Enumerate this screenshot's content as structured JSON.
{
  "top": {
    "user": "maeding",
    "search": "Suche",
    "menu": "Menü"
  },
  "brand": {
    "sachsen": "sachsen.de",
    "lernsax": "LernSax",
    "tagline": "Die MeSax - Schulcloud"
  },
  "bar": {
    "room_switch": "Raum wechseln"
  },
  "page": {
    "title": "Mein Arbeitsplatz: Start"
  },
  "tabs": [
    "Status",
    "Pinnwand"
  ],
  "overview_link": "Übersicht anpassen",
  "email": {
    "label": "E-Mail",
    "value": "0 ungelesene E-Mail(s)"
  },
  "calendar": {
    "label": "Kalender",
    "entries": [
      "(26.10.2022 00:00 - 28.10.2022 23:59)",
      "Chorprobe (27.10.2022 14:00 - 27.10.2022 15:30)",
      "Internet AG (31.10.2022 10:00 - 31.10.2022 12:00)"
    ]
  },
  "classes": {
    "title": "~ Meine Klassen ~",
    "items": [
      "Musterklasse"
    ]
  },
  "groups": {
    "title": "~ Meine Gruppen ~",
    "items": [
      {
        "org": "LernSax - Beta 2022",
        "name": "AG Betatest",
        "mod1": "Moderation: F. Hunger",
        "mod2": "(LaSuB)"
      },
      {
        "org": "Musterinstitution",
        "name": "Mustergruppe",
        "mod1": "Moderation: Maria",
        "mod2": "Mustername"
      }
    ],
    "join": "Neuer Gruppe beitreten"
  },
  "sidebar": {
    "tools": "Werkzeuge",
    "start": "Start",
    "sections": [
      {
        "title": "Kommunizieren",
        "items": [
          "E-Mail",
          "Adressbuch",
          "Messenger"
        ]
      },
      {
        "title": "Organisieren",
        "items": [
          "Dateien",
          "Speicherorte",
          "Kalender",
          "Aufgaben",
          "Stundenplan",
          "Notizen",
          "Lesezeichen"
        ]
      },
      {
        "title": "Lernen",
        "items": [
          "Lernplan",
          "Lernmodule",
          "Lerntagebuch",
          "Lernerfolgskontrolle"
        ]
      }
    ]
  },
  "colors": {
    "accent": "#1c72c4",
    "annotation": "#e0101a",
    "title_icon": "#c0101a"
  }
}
--
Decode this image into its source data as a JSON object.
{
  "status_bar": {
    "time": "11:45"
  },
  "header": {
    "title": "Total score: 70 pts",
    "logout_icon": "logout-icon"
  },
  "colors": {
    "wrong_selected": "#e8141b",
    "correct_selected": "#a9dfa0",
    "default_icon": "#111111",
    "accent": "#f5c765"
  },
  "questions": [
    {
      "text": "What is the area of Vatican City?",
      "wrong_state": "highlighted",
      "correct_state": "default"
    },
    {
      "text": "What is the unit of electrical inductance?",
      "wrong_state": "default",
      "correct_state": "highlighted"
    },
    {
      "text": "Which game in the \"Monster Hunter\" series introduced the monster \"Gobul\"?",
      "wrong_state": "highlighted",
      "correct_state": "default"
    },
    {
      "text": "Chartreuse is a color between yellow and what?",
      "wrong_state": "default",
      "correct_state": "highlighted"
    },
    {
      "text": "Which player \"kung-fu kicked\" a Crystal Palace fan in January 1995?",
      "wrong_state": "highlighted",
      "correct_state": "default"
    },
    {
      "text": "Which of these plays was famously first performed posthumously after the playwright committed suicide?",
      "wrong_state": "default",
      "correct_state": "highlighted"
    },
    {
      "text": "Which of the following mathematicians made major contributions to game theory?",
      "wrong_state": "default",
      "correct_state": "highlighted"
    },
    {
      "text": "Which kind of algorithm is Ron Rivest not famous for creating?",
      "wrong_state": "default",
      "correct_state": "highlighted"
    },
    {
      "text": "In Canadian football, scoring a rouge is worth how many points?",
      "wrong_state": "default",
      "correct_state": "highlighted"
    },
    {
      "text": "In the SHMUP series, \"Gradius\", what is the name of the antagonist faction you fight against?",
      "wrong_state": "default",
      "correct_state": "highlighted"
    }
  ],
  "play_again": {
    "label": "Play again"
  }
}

:: REQUIREMENT ::
Copy out every line of the material above that mentions the word "JSON".

:: COMPLETED EXERCISE ::
Enumerate this screenshot's content as structured JSON.
Decode this image into its source data as a JSON object.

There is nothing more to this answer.